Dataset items
· · · · · · ·

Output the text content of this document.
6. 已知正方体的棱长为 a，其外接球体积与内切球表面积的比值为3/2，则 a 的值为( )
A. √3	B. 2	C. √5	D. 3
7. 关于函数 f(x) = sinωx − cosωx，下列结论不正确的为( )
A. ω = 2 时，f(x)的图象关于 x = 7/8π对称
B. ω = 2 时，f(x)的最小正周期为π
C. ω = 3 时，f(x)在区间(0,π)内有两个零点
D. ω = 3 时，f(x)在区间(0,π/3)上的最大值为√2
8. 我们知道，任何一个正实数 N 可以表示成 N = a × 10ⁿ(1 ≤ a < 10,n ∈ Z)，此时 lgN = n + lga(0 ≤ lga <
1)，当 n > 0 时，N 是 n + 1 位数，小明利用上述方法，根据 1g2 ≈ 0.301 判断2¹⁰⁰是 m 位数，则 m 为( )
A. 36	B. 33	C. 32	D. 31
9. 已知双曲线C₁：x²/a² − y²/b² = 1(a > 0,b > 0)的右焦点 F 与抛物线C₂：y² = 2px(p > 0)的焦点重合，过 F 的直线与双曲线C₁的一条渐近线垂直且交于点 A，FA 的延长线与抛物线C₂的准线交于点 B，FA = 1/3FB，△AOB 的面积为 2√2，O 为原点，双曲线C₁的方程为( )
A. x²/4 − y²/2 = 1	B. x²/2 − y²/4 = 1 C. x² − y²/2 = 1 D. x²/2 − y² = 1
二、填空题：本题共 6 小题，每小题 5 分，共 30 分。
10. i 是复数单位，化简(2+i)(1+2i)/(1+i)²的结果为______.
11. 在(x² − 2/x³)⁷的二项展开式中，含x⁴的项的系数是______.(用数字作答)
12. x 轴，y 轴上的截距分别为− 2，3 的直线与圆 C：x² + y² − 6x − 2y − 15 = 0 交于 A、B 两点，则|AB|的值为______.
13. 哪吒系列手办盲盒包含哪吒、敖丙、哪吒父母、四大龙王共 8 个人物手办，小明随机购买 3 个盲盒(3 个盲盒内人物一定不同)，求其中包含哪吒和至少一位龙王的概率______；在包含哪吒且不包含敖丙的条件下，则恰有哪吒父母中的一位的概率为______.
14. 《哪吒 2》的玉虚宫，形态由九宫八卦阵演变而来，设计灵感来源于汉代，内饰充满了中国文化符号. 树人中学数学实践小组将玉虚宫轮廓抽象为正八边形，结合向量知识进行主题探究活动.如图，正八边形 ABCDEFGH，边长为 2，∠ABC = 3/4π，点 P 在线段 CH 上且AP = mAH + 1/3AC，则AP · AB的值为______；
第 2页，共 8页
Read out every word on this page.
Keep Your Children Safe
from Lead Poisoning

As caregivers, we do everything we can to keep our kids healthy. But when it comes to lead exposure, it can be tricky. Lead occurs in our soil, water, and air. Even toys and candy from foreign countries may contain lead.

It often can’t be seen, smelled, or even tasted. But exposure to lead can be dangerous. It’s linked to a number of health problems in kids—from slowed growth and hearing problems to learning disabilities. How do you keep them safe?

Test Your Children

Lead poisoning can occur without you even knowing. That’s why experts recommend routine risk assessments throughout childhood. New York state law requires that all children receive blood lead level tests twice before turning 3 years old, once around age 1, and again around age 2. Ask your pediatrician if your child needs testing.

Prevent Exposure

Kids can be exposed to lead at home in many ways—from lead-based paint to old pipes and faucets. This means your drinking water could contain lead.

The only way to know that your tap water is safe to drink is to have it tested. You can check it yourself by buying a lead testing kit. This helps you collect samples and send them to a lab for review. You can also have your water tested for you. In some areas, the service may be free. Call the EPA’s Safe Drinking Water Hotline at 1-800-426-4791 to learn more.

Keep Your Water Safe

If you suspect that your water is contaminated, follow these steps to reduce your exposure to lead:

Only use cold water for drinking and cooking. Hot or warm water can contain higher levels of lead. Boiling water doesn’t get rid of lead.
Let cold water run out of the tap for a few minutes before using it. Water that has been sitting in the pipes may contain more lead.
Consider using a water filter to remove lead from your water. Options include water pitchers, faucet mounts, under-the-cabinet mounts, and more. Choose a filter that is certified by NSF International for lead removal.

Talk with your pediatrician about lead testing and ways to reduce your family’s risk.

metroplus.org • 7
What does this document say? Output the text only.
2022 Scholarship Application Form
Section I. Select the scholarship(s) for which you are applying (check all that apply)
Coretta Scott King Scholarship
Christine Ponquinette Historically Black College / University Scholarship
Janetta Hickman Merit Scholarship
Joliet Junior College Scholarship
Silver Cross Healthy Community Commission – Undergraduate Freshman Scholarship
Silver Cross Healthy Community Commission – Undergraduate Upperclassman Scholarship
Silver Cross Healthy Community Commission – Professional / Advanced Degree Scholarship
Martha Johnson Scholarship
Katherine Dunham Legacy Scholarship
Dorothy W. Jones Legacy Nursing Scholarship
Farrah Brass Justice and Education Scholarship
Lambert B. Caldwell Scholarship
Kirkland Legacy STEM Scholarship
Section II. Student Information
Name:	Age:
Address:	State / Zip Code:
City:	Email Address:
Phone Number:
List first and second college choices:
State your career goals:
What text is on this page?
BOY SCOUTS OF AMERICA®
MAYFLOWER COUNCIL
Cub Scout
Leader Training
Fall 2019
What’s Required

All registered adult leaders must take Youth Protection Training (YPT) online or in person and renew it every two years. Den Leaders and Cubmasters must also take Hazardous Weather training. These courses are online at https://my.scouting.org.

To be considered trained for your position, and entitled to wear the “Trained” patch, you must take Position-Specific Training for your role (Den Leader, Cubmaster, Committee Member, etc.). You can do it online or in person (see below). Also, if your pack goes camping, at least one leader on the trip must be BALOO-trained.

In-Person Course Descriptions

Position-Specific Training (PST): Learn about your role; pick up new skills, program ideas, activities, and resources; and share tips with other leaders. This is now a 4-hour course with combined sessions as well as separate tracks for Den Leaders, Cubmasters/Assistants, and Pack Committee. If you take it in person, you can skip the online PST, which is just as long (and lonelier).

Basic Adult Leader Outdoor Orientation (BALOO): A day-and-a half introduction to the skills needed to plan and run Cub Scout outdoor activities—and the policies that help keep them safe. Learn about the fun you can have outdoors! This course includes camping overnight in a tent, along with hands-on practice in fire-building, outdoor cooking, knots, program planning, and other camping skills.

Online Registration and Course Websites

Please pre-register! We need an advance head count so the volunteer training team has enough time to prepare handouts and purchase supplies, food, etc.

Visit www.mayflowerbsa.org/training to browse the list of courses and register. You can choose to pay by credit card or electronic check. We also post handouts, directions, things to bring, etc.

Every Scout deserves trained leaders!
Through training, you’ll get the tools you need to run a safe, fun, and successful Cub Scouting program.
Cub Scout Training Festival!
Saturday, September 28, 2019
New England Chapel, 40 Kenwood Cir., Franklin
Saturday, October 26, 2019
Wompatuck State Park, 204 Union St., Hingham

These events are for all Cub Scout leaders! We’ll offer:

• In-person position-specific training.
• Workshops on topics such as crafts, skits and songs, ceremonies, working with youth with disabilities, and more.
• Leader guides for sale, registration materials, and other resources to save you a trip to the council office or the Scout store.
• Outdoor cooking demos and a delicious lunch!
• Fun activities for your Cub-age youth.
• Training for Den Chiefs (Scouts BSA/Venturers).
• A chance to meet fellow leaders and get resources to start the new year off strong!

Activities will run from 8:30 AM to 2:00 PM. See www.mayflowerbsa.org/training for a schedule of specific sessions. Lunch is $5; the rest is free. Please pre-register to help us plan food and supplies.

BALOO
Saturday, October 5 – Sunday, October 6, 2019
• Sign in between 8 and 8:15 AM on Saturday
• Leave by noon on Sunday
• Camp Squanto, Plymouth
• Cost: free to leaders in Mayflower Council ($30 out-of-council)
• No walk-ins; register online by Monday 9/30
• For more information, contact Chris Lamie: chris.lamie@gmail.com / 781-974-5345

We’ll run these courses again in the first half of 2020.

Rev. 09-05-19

· · · · · · ·

Task: Scan the entries above for the word "plan" and collect each line holding it.

Solution to the problem:
Basic Adult Leader Outdoor Orientation (BALOO): A day-and-a half introduction to the skills needed to plan and run Cub Scout outdoor activities—and the policies that help keep them safe. Learn about the fun you can have outdoors! This course includes camping overnight in a tent, along with hands-on practice in fire-building, outdoor cooking, knots, program planning, and other camping skills.
Activities will run from 8:30 AM to 2:00 PM. See www.mayflowerbsa.org/training for a schedule of specific sessions. Lunch is $5; the rest is free. Please pre-register to help us plan food and supplies.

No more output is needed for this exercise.